[Begin Material for this exercise]
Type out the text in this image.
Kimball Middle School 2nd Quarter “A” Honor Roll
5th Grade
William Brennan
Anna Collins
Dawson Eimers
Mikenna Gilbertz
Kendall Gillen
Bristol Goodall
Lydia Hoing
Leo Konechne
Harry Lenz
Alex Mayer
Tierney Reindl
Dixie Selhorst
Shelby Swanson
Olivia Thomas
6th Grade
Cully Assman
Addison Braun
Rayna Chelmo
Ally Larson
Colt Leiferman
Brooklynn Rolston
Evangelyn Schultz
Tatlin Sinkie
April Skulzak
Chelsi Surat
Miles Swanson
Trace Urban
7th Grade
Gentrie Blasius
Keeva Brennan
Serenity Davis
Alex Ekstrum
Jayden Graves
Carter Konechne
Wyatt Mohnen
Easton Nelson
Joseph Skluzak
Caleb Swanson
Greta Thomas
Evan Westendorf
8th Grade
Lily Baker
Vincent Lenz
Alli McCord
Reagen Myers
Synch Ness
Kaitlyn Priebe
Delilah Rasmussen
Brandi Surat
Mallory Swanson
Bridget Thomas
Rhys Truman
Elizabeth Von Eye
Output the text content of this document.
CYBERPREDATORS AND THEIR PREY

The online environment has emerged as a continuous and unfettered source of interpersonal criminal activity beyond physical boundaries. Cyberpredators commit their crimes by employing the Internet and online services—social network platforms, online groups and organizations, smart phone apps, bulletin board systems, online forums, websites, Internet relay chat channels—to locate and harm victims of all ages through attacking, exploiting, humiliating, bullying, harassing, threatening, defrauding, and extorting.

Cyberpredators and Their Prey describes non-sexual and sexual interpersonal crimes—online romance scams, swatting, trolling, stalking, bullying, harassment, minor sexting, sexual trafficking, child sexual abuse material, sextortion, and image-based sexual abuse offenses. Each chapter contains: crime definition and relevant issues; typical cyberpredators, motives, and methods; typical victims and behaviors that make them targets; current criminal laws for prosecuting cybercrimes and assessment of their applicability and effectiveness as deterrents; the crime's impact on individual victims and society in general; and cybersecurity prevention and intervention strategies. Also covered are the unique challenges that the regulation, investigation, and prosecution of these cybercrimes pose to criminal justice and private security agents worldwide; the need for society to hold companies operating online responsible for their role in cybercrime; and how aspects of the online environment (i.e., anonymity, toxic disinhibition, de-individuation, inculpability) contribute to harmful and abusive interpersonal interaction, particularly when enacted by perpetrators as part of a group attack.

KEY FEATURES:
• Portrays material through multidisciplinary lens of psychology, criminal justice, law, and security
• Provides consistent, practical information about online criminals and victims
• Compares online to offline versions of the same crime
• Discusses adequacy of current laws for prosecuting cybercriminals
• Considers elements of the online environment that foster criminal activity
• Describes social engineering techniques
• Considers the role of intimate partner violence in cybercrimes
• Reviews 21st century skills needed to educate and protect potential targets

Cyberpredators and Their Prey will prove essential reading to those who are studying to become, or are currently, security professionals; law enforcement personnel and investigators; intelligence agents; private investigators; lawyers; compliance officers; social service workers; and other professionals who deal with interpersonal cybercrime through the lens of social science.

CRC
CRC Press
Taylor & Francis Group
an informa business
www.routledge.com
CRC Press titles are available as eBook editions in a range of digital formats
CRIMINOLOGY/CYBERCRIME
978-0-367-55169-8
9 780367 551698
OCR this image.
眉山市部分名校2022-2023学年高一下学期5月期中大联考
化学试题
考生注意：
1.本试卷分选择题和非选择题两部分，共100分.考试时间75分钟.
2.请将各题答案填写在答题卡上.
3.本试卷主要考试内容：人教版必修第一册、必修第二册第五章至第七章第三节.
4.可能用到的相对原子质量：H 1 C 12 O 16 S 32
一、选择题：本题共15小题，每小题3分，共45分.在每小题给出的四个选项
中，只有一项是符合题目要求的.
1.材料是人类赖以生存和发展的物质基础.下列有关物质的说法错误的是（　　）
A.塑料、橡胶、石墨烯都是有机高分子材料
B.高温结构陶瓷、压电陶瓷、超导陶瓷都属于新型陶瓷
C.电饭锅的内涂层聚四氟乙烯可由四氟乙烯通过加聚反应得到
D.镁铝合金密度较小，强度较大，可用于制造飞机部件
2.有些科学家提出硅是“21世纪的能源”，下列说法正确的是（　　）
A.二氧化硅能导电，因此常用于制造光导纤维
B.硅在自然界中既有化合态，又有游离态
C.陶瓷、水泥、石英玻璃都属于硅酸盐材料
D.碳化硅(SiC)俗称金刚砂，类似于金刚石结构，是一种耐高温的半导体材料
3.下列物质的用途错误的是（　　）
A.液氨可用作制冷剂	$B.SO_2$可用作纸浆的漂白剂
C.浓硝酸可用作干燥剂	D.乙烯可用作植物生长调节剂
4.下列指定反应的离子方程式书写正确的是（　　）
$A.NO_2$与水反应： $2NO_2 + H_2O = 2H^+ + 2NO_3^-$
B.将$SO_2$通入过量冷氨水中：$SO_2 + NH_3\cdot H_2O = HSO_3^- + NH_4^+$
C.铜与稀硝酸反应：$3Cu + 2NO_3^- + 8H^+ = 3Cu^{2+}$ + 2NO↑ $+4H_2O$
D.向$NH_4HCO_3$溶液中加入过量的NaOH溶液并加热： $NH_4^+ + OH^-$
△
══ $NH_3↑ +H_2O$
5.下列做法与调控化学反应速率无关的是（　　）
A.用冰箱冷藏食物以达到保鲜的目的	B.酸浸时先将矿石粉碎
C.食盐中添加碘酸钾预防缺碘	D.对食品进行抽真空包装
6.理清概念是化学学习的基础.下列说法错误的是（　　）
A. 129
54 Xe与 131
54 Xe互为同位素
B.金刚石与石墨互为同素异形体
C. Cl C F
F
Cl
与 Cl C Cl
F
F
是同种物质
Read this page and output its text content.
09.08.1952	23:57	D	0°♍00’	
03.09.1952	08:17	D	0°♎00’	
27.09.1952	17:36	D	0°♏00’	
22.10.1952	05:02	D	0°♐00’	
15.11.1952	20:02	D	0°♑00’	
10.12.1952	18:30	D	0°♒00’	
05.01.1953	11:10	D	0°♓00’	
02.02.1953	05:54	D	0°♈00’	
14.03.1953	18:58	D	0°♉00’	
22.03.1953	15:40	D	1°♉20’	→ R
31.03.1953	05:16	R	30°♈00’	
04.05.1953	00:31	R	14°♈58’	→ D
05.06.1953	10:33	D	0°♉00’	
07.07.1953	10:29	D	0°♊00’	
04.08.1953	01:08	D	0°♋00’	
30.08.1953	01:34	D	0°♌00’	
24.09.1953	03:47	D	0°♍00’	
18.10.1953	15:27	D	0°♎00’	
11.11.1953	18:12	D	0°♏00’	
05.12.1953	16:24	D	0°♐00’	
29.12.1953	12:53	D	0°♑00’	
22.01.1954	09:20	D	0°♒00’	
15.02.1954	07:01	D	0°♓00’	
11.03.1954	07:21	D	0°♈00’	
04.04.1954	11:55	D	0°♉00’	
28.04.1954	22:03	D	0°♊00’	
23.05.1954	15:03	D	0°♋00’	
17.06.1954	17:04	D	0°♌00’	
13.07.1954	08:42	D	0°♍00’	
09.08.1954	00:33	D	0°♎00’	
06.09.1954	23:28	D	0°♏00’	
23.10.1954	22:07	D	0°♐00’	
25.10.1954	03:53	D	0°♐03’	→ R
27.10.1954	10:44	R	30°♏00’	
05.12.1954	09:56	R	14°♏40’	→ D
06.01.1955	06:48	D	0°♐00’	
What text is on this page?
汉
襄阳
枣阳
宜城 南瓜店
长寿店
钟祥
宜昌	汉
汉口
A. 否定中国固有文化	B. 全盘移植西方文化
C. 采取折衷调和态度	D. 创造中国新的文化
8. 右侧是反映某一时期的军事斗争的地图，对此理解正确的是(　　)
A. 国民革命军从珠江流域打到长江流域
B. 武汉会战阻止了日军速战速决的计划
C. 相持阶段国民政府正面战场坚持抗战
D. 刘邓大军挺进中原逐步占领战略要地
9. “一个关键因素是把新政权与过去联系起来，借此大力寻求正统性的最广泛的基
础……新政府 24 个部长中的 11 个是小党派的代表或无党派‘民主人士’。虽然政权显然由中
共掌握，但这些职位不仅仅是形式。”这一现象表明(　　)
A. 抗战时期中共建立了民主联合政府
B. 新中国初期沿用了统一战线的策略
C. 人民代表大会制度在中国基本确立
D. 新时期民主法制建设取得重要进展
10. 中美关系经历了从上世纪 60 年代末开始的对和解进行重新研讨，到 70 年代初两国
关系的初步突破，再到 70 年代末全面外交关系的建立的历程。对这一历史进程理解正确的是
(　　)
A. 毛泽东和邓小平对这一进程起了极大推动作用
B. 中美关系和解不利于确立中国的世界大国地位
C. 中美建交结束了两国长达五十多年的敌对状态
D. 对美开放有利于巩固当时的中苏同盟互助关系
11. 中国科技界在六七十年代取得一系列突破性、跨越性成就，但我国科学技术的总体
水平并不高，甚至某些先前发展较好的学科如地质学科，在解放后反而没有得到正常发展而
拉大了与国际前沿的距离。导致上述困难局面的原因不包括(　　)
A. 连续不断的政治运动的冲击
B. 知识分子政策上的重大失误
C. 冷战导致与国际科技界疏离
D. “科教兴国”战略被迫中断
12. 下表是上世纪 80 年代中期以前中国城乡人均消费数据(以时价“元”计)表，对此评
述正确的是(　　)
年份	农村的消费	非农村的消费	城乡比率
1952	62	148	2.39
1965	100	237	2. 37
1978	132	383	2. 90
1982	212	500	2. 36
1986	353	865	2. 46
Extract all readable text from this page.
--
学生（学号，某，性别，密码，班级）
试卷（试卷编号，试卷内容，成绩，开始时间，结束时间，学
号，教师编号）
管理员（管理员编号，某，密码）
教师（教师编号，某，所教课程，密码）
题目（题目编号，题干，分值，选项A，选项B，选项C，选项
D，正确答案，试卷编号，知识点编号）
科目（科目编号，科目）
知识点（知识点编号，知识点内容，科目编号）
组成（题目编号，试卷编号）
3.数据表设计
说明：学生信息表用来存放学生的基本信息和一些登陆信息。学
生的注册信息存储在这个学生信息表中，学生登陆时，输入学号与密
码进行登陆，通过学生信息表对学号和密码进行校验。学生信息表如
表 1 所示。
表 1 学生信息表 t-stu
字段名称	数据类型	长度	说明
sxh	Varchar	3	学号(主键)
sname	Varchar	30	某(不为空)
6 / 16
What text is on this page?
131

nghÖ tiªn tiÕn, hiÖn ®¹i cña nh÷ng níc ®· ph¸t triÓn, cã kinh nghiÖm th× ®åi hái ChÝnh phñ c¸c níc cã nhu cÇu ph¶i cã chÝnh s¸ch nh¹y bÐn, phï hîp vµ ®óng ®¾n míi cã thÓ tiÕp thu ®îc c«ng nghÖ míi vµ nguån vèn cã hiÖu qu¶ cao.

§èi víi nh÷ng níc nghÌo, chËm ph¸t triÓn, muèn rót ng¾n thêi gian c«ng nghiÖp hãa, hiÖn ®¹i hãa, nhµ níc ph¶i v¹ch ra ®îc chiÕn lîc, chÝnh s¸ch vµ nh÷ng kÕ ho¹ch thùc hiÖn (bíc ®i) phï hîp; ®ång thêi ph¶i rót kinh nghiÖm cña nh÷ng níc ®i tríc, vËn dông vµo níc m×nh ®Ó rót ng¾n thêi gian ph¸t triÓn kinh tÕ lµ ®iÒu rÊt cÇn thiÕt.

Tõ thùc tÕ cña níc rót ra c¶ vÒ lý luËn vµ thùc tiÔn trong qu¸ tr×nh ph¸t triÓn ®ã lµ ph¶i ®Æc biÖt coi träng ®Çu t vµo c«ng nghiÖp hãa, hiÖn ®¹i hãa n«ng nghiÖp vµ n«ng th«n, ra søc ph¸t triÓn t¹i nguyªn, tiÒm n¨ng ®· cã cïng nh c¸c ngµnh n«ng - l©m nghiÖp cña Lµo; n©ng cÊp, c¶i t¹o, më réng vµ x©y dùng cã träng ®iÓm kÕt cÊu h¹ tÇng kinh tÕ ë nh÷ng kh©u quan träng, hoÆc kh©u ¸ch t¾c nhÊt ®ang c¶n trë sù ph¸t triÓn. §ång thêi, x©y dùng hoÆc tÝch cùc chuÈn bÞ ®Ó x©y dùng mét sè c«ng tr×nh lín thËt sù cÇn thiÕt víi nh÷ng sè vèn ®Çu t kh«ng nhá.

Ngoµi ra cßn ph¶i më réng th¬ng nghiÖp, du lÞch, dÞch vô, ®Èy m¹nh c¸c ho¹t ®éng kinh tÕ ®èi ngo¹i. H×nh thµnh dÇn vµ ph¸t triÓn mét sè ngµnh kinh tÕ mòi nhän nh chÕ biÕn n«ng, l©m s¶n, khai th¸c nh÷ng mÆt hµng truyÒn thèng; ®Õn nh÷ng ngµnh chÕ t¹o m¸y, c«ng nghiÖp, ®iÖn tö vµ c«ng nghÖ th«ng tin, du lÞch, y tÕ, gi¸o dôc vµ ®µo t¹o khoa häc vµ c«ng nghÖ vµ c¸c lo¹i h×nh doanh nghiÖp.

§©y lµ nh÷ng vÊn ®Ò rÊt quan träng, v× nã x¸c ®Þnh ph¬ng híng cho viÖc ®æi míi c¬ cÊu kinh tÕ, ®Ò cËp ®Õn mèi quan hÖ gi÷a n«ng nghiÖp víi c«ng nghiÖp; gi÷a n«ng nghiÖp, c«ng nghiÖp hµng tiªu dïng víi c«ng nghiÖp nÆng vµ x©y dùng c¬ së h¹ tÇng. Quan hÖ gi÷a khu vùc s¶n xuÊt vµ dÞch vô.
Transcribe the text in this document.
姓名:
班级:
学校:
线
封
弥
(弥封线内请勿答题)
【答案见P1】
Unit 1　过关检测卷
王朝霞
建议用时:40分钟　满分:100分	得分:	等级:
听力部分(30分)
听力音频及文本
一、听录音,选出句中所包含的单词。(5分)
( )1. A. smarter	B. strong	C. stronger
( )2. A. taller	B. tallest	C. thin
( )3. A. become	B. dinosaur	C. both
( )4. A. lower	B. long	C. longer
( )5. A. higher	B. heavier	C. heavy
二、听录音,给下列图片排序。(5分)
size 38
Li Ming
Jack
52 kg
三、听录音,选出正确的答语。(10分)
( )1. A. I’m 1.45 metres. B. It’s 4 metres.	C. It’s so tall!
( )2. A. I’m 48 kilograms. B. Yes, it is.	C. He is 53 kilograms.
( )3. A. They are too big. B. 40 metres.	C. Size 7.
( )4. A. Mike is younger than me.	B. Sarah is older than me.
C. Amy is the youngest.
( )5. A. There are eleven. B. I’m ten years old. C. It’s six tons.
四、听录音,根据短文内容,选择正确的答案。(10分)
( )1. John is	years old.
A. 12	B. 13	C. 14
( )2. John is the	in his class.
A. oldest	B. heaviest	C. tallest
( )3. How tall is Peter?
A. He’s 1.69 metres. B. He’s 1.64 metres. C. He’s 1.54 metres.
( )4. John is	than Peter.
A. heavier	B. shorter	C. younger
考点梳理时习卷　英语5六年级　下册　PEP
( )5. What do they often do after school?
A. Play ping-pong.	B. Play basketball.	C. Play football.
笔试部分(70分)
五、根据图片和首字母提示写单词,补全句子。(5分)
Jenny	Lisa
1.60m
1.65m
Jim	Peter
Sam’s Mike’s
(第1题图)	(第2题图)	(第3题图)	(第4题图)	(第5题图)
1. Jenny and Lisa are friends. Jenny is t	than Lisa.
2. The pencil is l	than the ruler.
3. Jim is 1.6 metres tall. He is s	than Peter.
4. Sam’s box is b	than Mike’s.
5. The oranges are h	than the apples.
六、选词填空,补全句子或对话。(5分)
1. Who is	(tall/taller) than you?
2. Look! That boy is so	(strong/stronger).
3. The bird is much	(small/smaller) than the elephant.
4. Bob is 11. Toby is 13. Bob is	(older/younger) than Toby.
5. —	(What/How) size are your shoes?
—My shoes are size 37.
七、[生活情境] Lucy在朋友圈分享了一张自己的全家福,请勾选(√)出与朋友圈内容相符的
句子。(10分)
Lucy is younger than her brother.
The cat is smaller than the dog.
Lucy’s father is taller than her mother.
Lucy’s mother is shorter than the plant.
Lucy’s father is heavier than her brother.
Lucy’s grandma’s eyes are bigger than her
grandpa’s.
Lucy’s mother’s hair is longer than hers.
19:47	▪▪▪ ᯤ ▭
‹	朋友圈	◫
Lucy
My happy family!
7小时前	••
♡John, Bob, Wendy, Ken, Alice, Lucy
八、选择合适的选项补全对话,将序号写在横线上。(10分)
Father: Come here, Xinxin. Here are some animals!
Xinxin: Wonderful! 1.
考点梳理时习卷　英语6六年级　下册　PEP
[End Material for this exercise]
Requirements - Every line that holds the string "brother" should be returned.

Result of the task -
Lucy is younger than her brother.
Lucy’s father is heavier than her brother.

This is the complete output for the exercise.